- [Direction]: Using the records below, reproduce exactly the lines from the one containing "Parse this screenshot: output" through the end, and nothing more; skip the images.

- [Given records]:
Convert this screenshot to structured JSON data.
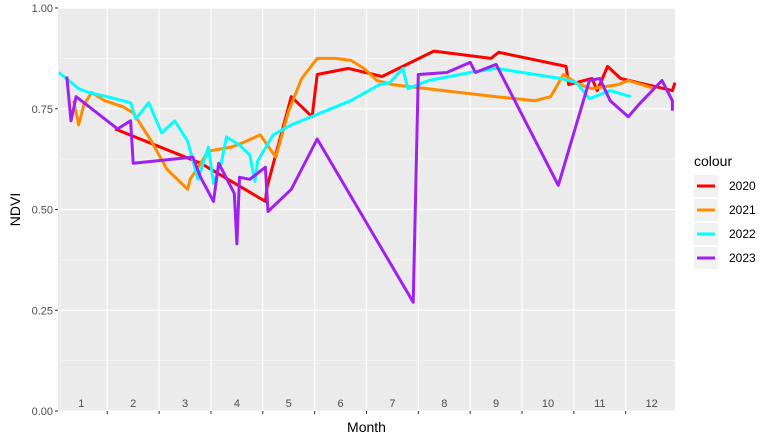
{
  "chart_data": {
    "type": "line",
    "xlabel": "Month",
    "ylabel": "NDVI",
    "xlim": [
      0.55,
      12.45
    ],
    "ylim": [
      0,
      1
    ],
    "y_ticks": [
      0.0,
      0.25,
      0.5,
      0.75,
      1.0
    ],
    "y_tick_labels": [
      "0.00",
      "0.25",
      "0.50",
      "0.75",
      "1.00"
    ],
    "month_labels": [
      "1",
      "2",
      "3",
      "4",
      "5",
      "6",
      "7",
      "8",
      "9",
      "10",
      "11",
      "12"
    ],
    "grid": true,
    "panel_background": "#EBEBEB",
    "legend": {
      "title": "colour",
      "position": "right"
    },
    "series": [
      {
        "name": "2020",
        "color": "#FF0000",
        "points": [
          [
            1.65,
            0.7
          ],
          [
            3.3,
            0.615
          ],
          [
            4.55,
            0.52
          ],
          [
            4.58,
            0.555
          ],
          [
            5.05,
            0.78
          ],
          [
            5.45,
            0.73
          ],
          [
            5.55,
            0.835
          ],
          [
            6.15,
            0.85
          ],
          [
            6.8,
            0.83
          ],
          [
            7.8,
            0.893
          ],
          [
            8.9,
            0.875
          ],
          [
            9.05,
            0.89
          ],
          [
            10.35,
            0.855
          ],
          [
            10.4,
            0.81
          ],
          [
            10.85,
            0.825
          ],
          [
            10.95,
            0.795
          ],
          [
            11.15,
            0.855
          ],
          [
            11.4,
            0.825
          ],
          [
            12.4,
            0.795
          ],
          [
            12.45,
            0.815
          ]
        ]
      },
      {
        "name": "2021",
        "color": "#FF8C00",
        "points": [
          [
            0.85,
            0.77
          ],
          [
            0.95,
            0.71
          ],
          [
            1.05,
            0.76
          ],
          [
            1.2,
            0.79
          ],
          [
            1.45,
            0.77
          ],
          [
            1.8,
            0.755
          ],
          [
            2.0,
            0.74
          ],
          [
            2.15,
            0.71
          ],
          [
            2.35,
            0.67
          ],
          [
            2.65,
            0.6
          ],
          [
            3.05,
            0.55
          ],
          [
            3.1,
            0.575
          ],
          [
            3.45,
            0.645
          ],
          [
            3.9,
            0.655
          ],
          [
            4.1,
            0.665
          ],
          [
            4.45,
            0.685
          ],
          [
            4.75,
            0.63
          ],
          [
            5.0,
            0.745
          ],
          [
            5.25,
            0.825
          ],
          [
            5.55,
            0.875
          ],
          [
            5.9,
            0.875
          ],
          [
            6.2,
            0.87
          ],
          [
            6.45,
            0.85
          ],
          [
            6.7,
            0.82
          ],
          [
            7.0,
            0.81
          ],
          [
            9.0,
            0.78
          ],
          [
            9.75,
            0.77
          ],
          [
            10.05,
            0.78
          ],
          [
            10.3,
            0.835
          ],
          [
            10.6,
            0.81
          ],
          [
            10.85,
            0.8
          ],
          [
            11.35,
            0.81
          ],
          [
            11.55,
            0.82
          ],
          [
            12.05,
            0.8
          ]
        ]
      },
      {
        "name": "2022",
        "color": "#00FFFF",
        "points": [
          [
            0.57,
            0.84
          ],
          [
            0.95,
            0.8
          ],
          [
            1.15,
            0.79
          ],
          [
            1.5,
            0.78
          ],
          [
            1.95,
            0.765
          ],
          [
            2.05,
            0.725
          ],
          [
            2.3,
            0.765
          ],
          [
            2.55,
            0.69
          ],
          [
            2.8,
            0.72
          ],
          [
            3.05,
            0.67
          ],
          [
            3.25,
            0.575
          ],
          [
            3.45,
            0.655
          ],
          [
            3.55,
            0.565
          ],
          [
            3.7,
            0.615
          ],
          [
            3.8,
            0.68
          ],
          [
            4.05,
            0.66
          ],
          [
            4.25,
            0.635
          ],
          [
            4.35,
            0.57
          ],
          [
            4.4,
            0.62
          ],
          [
            4.7,
            0.685
          ],
          [
            5.05,
            0.71
          ],
          [
            6.2,
            0.77
          ],
          [
            6.75,
            0.81
          ],
          [
            6.95,
            0.815
          ],
          [
            7.2,
            0.85
          ],
          [
            7.3,
            0.8
          ],
          [
            7.7,
            0.82
          ],
          [
            8.5,
            0.84
          ],
          [
            9.0,
            0.85
          ],
          [
            10.25,
            0.825
          ],
          [
            10.55,
            0.815
          ],
          [
            10.8,
            0.775
          ],
          [
            11.2,
            0.795
          ],
          [
            11.6,
            0.78
          ]
        ]
      },
      {
        "name": "2023",
        "color": "#A020F0",
        "points": [
          [
            0.72,
            0.83
          ],
          [
            0.8,
            0.72
          ],
          [
            0.9,
            0.78
          ],
          [
            1.0,
            0.77
          ],
          [
            1.7,
            0.7
          ],
          [
            1.95,
            0.72
          ],
          [
            2.0,
            0.615
          ],
          [
            3.15,
            0.63
          ],
          [
            3.3,
            0.58
          ],
          [
            3.55,
            0.52
          ],
          [
            3.65,
            0.615
          ],
          [
            3.95,
            0.54
          ],
          [
            4.0,
            0.415
          ],
          [
            4.05,
            0.58
          ],
          [
            4.25,
            0.575
          ],
          [
            4.55,
            0.605
          ],
          [
            4.6,
            0.495
          ],
          [
            5.05,
            0.55
          ],
          [
            5.55,
            0.675
          ],
          [
            7.4,
            0.27
          ],
          [
            7.5,
            0.835
          ],
          [
            8.05,
            0.84
          ],
          [
            8.5,
            0.865
          ],
          [
            8.6,
            0.84
          ],
          [
            9.0,
            0.86
          ],
          [
            10.2,
            0.56
          ],
          [
            10.8,
            0.82
          ],
          [
            11.0,
            0.825
          ],
          [
            11.2,
            0.77
          ],
          [
            11.55,
            0.73
          ],
          [
            11.75,
            0.76
          ],
          [
            12.2,
            0.82
          ],
          [
            12.4,
            0.77
          ],
          [
            12.4,
            0.745
          ]
        ]
      }
    ]
  }
}
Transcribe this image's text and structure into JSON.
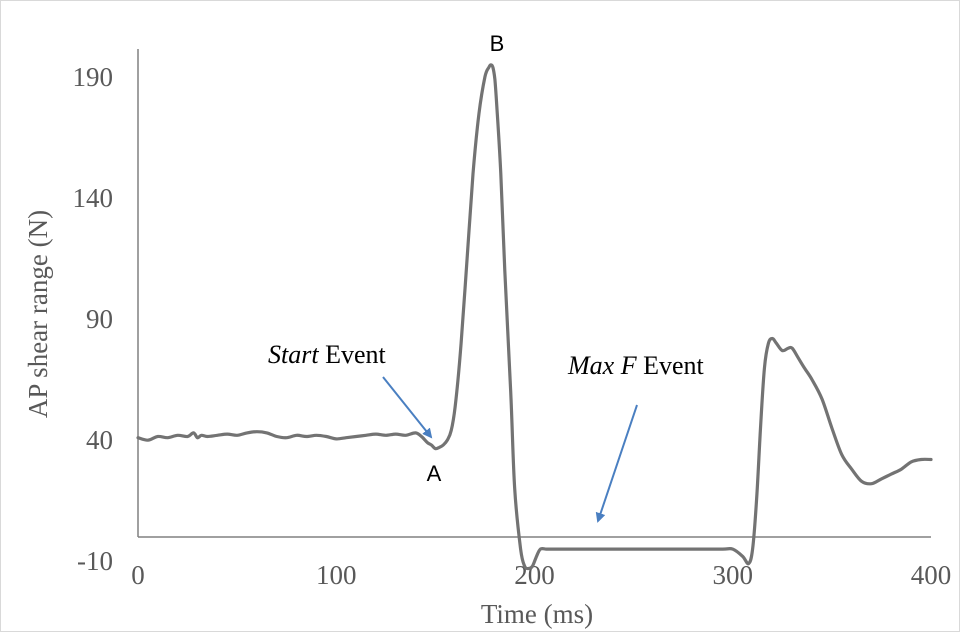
{
  "chart_data": {
    "type": "line",
    "title": "",
    "xlabel": "Time (ms)",
    "ylabel": "AP shear range (N)",
    "xlim": [
      0,
      400
    ],
    "ylim": [
      -10,
      200
    ],
    "x_ticks": [
      "0",
      "100",
      "200",
      "300",
      "400"
    ],
    "y_ticks": [
      "-10",
      "40",
      "90",
      "140",
      "190"
    ],
    "grid": false,
    "legend": "none",
    "line_color": "#737373",
    "arrow_color": "#4a7fc1",
    "series": [
      {
        "x": [
          0,
          5,
          10,
          15,
          20,
          25,
          28,
          30,
          32,
          35,
          40,
          45,
          50,
          55,
          60,
          65,
          70,
          75,
          80,
          85,
          90,
          95,
          100,
          105,
          110,
          115,
          120,
          125,
          130,
          135,
          140,
          143,
          146,
          148,
          150,
          152,
          154,
          156,
          158,
          160,
          163,
          166,
          169,
          172,
          175,
          177,
          178,
          179,
          180,
          181,
          183,
          185,
          188,
          190,
          193,
          195,
          197,
          199,
          201,
          203,
          206,
          210,
          220,
          240,
          260,
          280,
          295,
          300,
          305,
          308,
          310,
          312,
          314,
          316,
          318,
          320,
          322,
          325,
          328,
          330,
          333,
          336,
          340,
          345,
          350,
          355,
          360,
          365,
          370,
          375,
          380,
          385,
          390,
          395,
          400
        ],
        "y": [
          41,
          40,
          41.5,
          41,
          42,
          41.5,
          43,
          41,
          42,
          41.5,
          42,
          42.5,
          42,
          43,
          43.5,
          43,
          41.5,
          41,
          42,
          41.5,
          42,
          41.5,
          40.5,
          41,
          41.5,
          42,
          42.5,
          42,
          42.5,
          42,
          43,
          41.5,
          39,
          38,
          36.5,
          37,
          38,
          40,
          44,
          54,
          80,
          115,
          150,
          175,
          190,
          194,
          195,
          194,
          189,
          178,
          150,
          110,
          60,
          20,
          -5,
          -12,
          -13,
          -12,
          -8,
          -5,
          -5,
          -5,
          -5,
          -5,
          -5,
          -5,
          -5,
          -5,
          -8,
          -11,
          -5,
          15,
          45,
          70,
          80,
          82,
          80,
          77,
          78,
          78,
          74,
          70,
          65,
          57,
          45,
          34,
          28,
          23,
          22,
          24,
          26,
          28,
          31,
          32,
          32
        ]
      }
    ],
    "annotations": {
      "start_prefix": "Start",
      "start_suffix": " Event",
      "maxf_prefix": "Max F",
      "maxf_suffix": " Event",
      "point_a": "A",
      "point_b": "B"
    }
  }
}
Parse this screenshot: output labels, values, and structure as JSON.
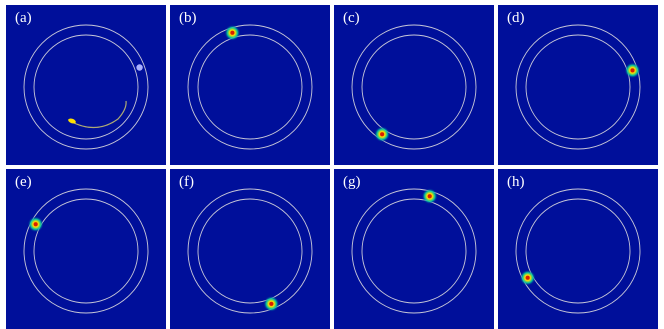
{
  "panels": [
    {
      "label": "(a)",
      "spot_angle_deg": 20,
      "extra": "trail"
    },
    {
      "label": "(b)",
      "spot_angle_deg": 108
    },
    {
      "label": "(c)",
      "spot_angle_deg": 236
    },
    {
      "label": "(d)",
      "spot_angle_deg": 17
    },
    {
      "label": "(e)",
      "spot_angle_deg": 152
    },
    {
      "label": "(f)",
      "spot_angle_deg": 292
    },
    {
      "label": "(g)",
      "spot_angle_deg": 74
    },
    {
      "label": "(h)",
      "spot_angle_deg": 208
    }
  ],
  "colors": {
    "background": "#000f9a",
    "ring": "#c8c8d8",
    "spot_core": "#d81e00",
    "spot_mid": "#ffe000",
    "spot_outer": "#00d2a0",
    "trail": "#d9d26a"
  }
}
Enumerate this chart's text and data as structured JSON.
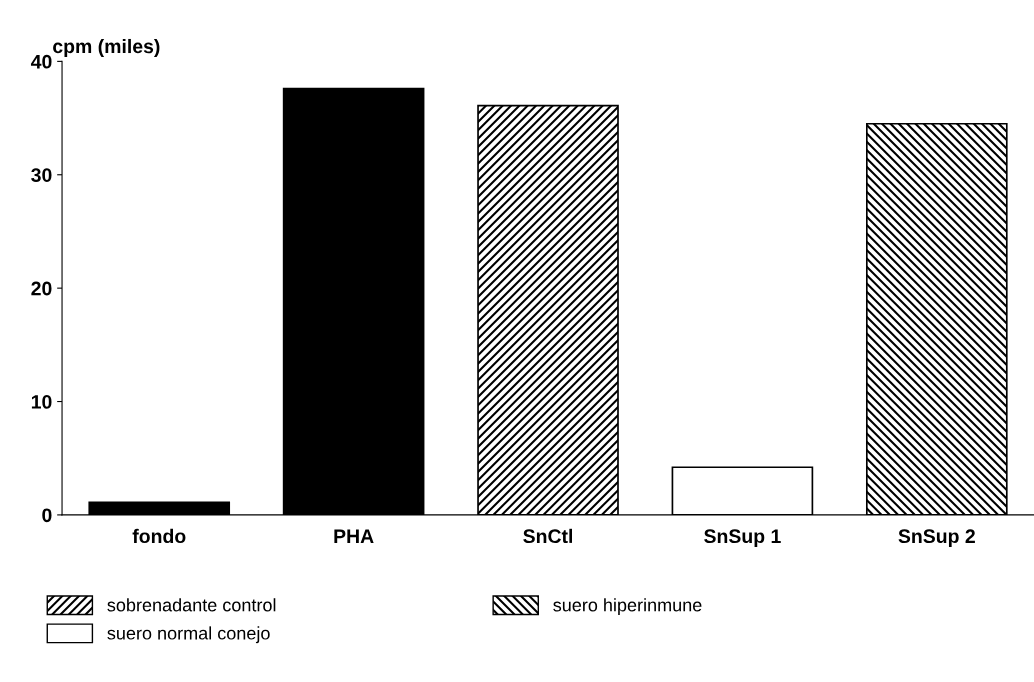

- [Problem solution]:
Parse this screenshot: output labels, values, and structure as JSON.
{
  "panels": [
    {
      "label": "(a)",
      "spot_angle_deg": 20,
      "extra": "trail"
    },
    {
      "label": "(b)",
      "spot_angle_deg": 108
    },
    {
      "label": "(c)",
      "spot_angle_deg": 236
    },
    {
      "label": "(d)",
      "spot_angle_deg": 17
    },
    {
      "label": "(e)",
      "spot_angle_deg": 152
    },
    {
      "label": "(f)",
      "spot_angle_deg": 292
    },
    {
      "label": "(g)",
      "spot_angle_deg": 74
    },
    {
      "label": "(h)",
      "spot_angle_deg": 208
    }
  ],
  "colors": {
    "background": "#000f9a",
    "ring": "#c8c8d8",
    "spot_core": "#d81e00",
    "spot_mid": "#ffe000",
    "spot_outer": "#00d2a0",
    "trail": "#d9d26a"
  }
}
Enumerate this chart's text and data as structured JSON.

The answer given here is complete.